Check each line of the data below for the word "desiderata", then extract the ones that have it.

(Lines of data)
***

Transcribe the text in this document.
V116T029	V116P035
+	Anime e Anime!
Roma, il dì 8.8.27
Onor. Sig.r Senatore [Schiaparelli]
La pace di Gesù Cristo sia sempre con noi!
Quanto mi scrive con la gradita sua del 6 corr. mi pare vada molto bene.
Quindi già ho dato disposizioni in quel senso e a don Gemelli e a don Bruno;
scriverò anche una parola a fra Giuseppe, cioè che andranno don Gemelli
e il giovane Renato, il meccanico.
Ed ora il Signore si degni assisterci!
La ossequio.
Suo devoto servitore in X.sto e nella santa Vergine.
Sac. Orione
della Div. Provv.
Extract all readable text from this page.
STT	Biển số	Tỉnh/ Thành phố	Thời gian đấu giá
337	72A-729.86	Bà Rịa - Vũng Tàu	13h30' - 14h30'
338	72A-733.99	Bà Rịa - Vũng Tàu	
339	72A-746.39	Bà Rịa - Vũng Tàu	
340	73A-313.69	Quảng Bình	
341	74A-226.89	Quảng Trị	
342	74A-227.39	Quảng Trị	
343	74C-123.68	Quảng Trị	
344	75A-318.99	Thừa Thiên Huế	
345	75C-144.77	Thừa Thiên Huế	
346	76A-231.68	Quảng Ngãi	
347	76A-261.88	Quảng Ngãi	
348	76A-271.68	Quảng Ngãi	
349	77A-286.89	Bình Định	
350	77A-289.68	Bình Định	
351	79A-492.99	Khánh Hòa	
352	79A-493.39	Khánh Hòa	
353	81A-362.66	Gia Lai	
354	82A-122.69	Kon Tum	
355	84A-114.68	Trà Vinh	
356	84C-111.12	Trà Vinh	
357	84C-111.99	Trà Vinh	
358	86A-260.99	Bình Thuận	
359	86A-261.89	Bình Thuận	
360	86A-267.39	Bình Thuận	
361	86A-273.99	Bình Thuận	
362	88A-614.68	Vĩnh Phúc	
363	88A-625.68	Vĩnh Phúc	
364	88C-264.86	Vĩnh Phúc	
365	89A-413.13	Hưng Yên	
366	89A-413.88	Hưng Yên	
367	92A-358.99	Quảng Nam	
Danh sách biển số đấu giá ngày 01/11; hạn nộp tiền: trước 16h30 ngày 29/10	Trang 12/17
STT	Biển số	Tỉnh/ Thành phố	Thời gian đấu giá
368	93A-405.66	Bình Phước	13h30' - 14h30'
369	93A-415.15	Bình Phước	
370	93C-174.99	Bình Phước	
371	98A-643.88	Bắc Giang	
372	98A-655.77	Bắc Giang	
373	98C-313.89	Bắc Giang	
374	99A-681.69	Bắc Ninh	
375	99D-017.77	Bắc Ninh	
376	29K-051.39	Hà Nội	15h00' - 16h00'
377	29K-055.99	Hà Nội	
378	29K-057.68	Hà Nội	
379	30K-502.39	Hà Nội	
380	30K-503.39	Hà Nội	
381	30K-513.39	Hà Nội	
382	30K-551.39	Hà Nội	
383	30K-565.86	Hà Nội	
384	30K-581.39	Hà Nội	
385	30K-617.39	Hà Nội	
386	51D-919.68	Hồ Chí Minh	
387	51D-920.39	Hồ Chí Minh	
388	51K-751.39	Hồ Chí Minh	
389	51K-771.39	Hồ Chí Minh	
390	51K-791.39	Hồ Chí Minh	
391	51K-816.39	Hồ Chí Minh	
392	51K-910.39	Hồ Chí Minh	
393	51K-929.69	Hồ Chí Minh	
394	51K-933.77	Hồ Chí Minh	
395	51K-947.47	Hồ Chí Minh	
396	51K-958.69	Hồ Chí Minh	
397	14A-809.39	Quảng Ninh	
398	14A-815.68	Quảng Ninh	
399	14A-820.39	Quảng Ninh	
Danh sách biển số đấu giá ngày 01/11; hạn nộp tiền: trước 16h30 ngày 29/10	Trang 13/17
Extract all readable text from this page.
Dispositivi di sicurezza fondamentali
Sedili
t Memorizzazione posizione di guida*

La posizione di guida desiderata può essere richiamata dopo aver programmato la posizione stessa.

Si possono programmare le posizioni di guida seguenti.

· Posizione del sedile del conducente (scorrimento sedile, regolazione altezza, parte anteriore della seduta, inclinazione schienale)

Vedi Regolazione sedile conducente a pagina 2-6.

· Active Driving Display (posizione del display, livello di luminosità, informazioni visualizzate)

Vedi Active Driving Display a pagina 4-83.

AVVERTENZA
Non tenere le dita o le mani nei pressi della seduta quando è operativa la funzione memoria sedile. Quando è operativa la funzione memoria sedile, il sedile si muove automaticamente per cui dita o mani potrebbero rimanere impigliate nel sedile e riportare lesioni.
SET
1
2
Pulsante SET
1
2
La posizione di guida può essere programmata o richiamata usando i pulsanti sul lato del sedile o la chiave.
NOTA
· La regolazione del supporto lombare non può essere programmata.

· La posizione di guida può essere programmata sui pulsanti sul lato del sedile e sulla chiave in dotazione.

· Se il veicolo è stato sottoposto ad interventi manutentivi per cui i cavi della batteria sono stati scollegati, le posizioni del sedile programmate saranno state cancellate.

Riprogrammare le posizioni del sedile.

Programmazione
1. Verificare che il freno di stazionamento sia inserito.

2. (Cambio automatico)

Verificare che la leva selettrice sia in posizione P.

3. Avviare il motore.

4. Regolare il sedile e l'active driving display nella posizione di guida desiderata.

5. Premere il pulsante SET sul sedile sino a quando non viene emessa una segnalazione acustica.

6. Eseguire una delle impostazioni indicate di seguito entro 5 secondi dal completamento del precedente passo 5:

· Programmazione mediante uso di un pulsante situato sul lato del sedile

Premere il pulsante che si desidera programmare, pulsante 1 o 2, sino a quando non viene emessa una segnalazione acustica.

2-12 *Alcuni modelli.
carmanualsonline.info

***

TASK RESPONSE
La posizione di guida desiderata può essere richiamata dopo aver programmato la posizione stessa.
4. Regolare il sedile e l'active driving display nella posizione di guida desiderata.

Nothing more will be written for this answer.